-- Goal --
Return the listing below in full, with every line exactly as it is.

Dataset items:
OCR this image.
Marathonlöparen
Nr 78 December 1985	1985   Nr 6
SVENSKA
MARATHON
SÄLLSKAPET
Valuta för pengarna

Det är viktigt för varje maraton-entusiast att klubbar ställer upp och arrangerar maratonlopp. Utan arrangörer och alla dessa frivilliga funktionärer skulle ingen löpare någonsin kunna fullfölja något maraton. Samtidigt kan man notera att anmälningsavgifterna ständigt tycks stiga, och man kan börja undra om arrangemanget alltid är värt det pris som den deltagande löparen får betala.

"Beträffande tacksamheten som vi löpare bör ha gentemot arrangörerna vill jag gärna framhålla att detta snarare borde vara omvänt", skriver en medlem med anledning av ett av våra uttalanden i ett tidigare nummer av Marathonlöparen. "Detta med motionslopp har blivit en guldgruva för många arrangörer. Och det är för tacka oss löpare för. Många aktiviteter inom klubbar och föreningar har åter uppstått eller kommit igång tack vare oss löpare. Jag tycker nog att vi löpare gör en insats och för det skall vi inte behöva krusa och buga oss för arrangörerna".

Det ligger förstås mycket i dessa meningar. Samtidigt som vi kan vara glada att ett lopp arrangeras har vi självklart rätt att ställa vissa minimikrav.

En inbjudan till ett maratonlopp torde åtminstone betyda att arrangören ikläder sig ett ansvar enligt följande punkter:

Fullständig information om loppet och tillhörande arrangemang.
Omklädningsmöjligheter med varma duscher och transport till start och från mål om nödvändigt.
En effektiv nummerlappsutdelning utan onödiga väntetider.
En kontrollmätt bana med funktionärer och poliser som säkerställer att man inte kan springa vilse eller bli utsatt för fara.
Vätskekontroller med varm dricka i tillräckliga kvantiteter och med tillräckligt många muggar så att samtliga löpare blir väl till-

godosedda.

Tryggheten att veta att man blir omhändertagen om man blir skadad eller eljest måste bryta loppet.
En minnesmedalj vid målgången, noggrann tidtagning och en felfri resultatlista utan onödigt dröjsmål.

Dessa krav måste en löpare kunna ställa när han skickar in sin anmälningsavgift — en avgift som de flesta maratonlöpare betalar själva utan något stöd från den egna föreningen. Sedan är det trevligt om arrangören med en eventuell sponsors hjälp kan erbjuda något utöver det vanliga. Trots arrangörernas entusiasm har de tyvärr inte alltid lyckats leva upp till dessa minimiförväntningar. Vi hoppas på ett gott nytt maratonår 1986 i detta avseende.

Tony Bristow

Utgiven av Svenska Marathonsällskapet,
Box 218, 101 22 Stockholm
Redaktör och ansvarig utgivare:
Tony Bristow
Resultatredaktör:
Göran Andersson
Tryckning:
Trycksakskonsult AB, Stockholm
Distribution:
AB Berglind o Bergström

-- The output --
OCR this image.
Marathonlöparen
Nr 78 December 1985	1985   Nr 6
SVENSKA
MARATHON
SÄLLSKAPET
Valuta för pengarna

Det är viktigt för varje maraton-entusiast att klubbar ställer upp och arrangerar maratonlopp. Utan arrangörer och alla dessa frivilliga funktionärer skulle ingen löpare någonsin kunna fullfölja något maraton. Samtidigt kan man notera att anmälningsavgifterna ständigt tycks stiga, och man kan börja undra om arrangemanget alltid är värt det pris som den deltagande löparen får betala.

"Beträffande tacksamheten som vi löpare bör ha gentemot arrangörerna vill jag gärna framhålla att detta snarare borde vara omvänt", skriver en medlem med anledning av ett av våra uttalanden i ett tidigare nummer av Marathonlöparen. "Detta med motionslopp har blivit en guldgruva för många arrangörer. Och det är för tacka oss löpare för. Många aktiviteter inom klubbar och föreningar har åter uppstått eller kommit igång tack vare oss löpare. Jag tycker nog att vi löpare gör en insats och för det skall vi inte behöva krusa och buga oss för arrangörerna".

Det ligger förstås mycket i dessa meningar. Samtidigt som vi kan vara glada att ett lopp arrangeras har vi självklart rätt att ställa vissa minimikrav.

En inbjudan till ett maratonlopp torde åtminstone betyda att arrangören ikläder sig ett ansvar enligt följande punkter:

Fullständig information om loppet och tillhörande arrangemang.
Omklädningsmöjligheter med varma duscher och transport till start och från mål om nödvändigt.
En effektiv nummerlappsutdelning utan onödiga väntetider.
En kontrollmätt bana med funktionärer och poliser som säkerställer att man inte kan springa vilse eller bli utsatt för fara.
Vätskekontroller med varm dricka i tillräckliga kvantiteter och med tillräckligt många muggar så att samtliga löpare blir väl till-

godosedda.

Tryggheten att veta att man blir omhändertagen om man blir skadad eller eljest måste bryta loppet.
En minnesmedalj vid målgången, noggrann tidtagning och en felfri resultatlista utan onödigt dröjsmål.

Dessa krav måste en löpare kunna ställa när han skickar in sin anmälningsavgift — en avgift som de flesta maratonlöpare betalar själva utan något stöd från den egna föreningen. Sedan är det trevligt om arrangören med en eventuell sponsors hjälp kan erbjuda något utöver det vanliga. Trots arrangörernas entusiasm har de tyvärr inte alltid lyckats leva upp till dessa minimiförväntningar. Vi hoppas på ett gott nytt maratonår 1986 i detta avseende.

Tony Bristow

Utgiven av Svenska Marathonsällskapet,
Box 218, 101 22 Stockholm
Redaktör och ansvarig utgivare:
Tony Bristow
Resultatredaktör:
Göran Andersson
Tryckning:
Trycksakskonsult AB, Stockholm
Distribution:
AB Berglind o Bergström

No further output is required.